==== Supplied information

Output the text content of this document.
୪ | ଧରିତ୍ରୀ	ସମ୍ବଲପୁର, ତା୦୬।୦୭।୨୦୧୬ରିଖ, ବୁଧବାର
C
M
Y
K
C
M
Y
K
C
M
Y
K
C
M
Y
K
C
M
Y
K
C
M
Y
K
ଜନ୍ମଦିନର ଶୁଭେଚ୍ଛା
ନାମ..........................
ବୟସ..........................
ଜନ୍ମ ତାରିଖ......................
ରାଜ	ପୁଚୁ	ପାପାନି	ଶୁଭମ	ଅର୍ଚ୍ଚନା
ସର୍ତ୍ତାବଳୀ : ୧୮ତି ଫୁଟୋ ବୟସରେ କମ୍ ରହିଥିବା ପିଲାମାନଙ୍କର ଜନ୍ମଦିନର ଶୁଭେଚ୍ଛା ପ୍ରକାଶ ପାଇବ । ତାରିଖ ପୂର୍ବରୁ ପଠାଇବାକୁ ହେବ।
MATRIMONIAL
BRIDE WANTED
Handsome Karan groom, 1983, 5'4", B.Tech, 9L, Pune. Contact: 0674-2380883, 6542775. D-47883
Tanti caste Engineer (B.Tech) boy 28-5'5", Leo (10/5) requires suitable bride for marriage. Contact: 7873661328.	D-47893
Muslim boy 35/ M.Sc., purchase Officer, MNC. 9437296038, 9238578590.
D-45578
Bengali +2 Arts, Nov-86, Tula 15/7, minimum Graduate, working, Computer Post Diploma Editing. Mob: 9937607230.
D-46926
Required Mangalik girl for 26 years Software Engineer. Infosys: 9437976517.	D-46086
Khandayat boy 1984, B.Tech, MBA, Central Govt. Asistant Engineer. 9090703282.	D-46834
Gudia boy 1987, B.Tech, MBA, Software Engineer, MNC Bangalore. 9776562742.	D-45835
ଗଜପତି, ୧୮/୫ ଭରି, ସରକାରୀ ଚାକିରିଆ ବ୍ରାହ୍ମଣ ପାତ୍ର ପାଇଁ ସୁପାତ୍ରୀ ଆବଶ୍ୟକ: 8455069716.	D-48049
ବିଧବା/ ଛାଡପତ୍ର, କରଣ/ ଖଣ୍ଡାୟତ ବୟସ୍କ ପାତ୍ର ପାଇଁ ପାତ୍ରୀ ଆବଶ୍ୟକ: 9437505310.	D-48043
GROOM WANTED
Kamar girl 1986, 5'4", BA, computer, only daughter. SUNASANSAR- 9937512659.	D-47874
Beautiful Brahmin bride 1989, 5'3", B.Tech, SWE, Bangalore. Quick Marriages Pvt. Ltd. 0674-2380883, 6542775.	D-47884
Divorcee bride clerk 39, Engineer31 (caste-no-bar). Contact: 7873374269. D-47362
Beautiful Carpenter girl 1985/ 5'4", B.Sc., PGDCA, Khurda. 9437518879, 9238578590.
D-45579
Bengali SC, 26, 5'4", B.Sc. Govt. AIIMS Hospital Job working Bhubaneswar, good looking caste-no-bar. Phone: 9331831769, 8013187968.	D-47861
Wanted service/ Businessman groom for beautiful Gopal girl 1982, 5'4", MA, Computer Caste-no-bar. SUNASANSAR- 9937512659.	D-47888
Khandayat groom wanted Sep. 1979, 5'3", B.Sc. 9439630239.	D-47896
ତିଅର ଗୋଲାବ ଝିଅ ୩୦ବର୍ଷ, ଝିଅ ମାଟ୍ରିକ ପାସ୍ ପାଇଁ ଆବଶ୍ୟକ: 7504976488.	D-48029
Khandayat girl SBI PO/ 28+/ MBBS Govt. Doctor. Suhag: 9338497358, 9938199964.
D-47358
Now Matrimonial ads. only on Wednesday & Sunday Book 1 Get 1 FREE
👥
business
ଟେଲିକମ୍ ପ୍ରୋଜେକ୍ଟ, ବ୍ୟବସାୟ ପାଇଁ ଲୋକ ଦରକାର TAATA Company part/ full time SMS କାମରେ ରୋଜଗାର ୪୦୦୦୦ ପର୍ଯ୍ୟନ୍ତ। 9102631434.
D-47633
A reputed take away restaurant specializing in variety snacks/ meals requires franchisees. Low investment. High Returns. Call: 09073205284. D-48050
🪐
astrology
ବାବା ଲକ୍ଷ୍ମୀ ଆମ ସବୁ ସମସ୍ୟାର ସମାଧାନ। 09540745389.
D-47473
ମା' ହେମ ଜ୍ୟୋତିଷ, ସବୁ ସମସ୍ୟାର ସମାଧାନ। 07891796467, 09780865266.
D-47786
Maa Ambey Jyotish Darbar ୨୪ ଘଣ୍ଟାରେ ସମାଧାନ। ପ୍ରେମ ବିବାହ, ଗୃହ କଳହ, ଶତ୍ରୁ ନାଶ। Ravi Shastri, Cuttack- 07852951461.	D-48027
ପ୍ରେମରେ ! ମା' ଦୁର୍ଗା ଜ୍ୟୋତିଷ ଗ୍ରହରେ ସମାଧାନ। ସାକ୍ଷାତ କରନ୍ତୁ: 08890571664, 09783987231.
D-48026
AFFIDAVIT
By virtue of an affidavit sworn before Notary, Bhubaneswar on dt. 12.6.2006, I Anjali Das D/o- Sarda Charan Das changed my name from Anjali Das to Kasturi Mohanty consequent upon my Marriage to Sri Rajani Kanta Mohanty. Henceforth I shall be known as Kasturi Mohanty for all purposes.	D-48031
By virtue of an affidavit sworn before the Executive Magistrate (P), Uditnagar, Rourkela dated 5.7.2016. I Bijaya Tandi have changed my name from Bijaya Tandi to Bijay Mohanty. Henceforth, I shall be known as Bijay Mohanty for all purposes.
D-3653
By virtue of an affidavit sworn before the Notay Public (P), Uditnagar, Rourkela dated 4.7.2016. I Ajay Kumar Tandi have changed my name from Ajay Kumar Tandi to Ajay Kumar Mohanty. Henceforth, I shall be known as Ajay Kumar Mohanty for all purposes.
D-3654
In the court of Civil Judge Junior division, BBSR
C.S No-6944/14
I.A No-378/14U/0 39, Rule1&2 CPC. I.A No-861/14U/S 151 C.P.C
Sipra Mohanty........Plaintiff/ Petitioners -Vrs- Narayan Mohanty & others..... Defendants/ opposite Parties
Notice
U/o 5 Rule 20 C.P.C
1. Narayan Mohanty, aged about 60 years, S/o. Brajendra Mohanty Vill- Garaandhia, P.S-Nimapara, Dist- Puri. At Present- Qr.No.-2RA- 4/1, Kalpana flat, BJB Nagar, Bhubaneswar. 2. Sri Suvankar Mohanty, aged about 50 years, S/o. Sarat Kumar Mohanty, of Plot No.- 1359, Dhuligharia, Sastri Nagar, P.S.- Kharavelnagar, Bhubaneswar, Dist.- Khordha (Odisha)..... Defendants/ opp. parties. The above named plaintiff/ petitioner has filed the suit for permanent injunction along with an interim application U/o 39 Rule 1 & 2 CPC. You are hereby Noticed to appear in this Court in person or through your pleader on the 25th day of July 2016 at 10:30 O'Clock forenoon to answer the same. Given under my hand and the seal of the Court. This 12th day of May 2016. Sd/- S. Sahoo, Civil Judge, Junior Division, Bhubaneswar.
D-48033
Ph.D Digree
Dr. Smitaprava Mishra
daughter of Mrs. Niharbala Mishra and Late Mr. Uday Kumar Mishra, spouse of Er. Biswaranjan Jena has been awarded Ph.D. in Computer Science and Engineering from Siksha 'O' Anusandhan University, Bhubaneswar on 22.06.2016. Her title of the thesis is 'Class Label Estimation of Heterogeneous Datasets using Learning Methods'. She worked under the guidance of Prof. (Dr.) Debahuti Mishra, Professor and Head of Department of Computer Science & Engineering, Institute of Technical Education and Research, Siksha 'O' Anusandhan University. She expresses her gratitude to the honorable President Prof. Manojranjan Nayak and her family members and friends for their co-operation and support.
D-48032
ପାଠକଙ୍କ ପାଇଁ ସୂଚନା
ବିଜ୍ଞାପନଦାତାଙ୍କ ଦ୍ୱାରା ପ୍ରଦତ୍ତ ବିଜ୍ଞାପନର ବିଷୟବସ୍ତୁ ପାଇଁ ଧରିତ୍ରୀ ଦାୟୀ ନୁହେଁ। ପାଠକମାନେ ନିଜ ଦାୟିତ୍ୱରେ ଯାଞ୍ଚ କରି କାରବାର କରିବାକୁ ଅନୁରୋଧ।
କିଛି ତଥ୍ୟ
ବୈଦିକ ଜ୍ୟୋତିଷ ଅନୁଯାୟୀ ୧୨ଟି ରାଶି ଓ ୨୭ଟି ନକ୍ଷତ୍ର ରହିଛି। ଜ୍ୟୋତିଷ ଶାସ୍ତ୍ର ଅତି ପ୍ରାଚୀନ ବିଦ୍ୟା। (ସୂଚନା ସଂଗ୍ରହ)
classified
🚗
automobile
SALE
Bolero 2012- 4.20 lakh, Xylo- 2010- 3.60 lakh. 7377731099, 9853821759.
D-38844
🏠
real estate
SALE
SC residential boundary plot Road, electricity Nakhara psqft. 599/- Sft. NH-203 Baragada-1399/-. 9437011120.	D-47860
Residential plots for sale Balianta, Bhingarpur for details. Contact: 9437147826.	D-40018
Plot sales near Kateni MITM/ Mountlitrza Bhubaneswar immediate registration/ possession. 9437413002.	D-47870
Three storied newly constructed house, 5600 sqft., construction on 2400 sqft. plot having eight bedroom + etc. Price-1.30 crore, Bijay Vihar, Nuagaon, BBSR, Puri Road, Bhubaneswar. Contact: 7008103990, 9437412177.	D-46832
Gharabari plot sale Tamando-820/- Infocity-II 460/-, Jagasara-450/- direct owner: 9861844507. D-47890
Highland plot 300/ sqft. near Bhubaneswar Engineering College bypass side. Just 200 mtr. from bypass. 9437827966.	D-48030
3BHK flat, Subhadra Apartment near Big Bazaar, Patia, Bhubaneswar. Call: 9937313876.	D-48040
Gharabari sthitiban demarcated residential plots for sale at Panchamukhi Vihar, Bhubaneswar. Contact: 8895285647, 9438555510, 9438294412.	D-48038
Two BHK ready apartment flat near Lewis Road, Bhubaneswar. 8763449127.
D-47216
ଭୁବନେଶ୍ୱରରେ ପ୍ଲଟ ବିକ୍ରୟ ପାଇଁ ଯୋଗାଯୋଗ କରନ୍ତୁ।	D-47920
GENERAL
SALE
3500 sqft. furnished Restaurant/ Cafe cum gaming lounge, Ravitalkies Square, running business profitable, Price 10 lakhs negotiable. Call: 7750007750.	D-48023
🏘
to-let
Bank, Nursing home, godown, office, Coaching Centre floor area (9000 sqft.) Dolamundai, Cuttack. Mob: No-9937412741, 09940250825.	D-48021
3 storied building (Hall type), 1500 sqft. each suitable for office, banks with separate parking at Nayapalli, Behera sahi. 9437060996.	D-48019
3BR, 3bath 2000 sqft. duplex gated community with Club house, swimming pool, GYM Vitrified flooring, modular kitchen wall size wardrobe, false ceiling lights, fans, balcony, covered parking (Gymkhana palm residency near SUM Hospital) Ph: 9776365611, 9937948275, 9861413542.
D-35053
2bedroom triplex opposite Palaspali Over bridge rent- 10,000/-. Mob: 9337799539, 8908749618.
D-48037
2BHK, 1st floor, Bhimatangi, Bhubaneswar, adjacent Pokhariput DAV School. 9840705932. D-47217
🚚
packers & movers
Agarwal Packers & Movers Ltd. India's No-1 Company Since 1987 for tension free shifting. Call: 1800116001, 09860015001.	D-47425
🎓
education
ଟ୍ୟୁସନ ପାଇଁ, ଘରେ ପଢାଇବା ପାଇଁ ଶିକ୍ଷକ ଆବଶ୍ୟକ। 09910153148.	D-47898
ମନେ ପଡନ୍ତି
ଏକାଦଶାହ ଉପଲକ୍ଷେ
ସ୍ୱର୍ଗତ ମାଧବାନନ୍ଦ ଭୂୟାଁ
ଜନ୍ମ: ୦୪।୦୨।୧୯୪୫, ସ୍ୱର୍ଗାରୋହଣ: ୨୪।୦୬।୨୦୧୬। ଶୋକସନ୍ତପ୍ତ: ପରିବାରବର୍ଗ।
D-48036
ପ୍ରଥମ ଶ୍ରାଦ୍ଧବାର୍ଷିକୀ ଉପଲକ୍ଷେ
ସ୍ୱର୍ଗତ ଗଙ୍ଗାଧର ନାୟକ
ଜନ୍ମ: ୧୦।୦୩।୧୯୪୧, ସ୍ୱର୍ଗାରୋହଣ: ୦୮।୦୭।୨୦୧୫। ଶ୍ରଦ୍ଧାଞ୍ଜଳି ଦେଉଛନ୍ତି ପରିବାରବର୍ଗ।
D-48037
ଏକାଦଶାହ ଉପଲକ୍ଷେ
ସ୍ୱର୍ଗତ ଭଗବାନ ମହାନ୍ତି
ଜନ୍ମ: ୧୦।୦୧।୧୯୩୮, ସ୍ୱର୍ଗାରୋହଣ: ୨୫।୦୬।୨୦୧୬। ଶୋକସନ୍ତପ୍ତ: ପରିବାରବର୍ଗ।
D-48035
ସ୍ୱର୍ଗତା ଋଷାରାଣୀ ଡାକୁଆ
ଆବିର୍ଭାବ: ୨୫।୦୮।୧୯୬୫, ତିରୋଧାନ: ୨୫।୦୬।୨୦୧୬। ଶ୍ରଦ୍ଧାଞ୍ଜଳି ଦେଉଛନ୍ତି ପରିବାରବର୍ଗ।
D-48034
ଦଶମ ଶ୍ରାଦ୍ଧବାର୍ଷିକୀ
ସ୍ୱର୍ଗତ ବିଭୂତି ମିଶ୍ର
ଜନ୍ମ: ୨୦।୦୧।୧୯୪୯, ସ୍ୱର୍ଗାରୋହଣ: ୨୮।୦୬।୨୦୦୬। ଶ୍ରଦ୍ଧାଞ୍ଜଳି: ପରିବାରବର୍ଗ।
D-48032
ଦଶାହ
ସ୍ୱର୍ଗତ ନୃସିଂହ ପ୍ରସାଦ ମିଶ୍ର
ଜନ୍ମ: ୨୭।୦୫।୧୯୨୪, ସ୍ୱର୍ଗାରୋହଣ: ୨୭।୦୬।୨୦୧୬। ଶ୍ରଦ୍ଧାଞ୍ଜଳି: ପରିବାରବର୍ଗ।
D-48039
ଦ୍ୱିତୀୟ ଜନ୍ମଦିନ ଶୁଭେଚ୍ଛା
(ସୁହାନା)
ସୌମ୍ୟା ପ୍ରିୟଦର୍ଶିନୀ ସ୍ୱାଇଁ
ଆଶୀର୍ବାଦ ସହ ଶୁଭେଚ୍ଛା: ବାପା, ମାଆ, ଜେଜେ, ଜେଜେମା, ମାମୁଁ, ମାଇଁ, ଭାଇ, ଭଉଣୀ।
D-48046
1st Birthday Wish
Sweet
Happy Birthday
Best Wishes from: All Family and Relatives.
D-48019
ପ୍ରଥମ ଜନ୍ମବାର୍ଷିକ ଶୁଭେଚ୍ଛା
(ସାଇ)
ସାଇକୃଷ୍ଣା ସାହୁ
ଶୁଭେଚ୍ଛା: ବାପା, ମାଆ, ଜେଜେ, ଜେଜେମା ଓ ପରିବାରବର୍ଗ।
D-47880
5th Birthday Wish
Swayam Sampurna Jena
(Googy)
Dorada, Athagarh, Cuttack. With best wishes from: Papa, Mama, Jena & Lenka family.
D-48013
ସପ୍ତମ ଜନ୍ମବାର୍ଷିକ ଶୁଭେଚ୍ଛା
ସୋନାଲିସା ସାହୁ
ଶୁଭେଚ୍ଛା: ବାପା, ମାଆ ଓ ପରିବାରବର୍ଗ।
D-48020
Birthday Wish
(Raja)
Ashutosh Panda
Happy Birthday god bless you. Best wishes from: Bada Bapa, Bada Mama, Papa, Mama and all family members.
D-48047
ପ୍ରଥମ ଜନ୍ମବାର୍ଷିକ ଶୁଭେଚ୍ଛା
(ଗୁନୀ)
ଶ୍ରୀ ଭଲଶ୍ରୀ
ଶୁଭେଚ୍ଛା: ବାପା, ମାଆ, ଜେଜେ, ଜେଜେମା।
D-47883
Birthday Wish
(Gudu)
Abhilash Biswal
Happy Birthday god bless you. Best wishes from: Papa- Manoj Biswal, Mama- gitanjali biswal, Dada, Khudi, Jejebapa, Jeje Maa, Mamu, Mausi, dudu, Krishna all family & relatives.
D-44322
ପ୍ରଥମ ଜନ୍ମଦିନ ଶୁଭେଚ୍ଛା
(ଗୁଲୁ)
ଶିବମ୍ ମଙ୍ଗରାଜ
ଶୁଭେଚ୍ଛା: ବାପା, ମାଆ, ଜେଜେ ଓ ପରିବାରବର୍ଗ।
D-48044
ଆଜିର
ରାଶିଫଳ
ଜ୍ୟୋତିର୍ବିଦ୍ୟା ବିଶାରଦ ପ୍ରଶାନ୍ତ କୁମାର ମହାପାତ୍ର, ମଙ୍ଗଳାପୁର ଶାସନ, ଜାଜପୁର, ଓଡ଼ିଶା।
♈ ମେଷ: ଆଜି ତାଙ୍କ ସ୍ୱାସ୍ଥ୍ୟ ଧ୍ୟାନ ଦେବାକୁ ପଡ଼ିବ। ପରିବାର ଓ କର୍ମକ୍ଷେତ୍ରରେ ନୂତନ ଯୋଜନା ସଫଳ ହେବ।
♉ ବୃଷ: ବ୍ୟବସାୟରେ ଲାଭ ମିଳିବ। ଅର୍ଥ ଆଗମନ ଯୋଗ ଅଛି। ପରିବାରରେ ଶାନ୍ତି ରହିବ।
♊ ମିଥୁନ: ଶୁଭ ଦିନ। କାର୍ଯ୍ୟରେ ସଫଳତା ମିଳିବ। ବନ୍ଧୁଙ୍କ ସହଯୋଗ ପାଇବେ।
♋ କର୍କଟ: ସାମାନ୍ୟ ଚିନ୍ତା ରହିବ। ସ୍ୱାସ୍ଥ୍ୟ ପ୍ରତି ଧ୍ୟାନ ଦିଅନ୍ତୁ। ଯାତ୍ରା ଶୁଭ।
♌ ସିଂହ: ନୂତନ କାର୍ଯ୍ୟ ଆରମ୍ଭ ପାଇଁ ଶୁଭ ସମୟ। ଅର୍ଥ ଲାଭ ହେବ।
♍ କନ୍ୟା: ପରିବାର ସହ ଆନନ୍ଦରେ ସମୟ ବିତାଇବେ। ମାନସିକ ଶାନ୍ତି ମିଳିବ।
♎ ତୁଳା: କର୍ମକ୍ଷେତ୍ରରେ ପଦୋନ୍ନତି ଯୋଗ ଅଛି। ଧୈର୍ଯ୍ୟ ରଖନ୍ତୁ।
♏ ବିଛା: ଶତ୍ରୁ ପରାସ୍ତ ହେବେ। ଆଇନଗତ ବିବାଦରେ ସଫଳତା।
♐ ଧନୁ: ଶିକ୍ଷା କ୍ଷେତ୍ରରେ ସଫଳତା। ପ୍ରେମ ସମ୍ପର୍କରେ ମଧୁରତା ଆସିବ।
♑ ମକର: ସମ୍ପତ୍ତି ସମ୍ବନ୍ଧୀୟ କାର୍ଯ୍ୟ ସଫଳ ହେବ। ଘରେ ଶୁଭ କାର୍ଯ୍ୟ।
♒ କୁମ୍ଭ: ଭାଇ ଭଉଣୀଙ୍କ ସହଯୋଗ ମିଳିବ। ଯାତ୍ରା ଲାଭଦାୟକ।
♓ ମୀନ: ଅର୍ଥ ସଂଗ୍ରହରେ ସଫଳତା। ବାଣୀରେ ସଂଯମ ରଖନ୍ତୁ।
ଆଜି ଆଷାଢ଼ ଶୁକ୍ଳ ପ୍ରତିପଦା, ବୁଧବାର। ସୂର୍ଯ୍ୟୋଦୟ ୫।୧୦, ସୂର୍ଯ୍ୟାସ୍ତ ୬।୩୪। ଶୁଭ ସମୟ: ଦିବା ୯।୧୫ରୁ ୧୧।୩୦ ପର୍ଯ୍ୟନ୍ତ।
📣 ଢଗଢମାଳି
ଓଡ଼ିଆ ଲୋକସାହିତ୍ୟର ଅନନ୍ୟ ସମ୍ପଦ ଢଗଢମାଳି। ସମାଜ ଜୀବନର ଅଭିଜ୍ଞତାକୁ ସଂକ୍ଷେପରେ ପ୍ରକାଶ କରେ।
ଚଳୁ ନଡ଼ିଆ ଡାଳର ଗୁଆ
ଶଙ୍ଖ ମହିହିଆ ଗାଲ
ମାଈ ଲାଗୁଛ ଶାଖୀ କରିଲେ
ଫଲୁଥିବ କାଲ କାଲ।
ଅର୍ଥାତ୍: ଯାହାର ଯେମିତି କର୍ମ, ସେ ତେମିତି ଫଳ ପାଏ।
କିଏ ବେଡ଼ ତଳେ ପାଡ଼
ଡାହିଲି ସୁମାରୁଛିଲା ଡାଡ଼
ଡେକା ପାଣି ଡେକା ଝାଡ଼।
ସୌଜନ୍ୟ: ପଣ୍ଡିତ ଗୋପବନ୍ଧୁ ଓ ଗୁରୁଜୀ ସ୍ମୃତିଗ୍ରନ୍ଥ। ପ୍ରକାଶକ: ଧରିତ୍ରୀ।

========

To do: Filter the entries above down to the lines containing the word "ଢଗଢମ".

Full response:
📣 ଢଗଢମାଳି
ଓଡ଼ିଆ ଲୋକସାହିତ୍ୟର ଅନନ୍ୟ ସମ୍ପଦ ଢଗଢମାଳି। ସମାଜ ଜୀବନର ଅଭିଜ୍ଞତାକୁ ସଂକ୍ଷେପରେ ପ୍ରକାଶ କରେ।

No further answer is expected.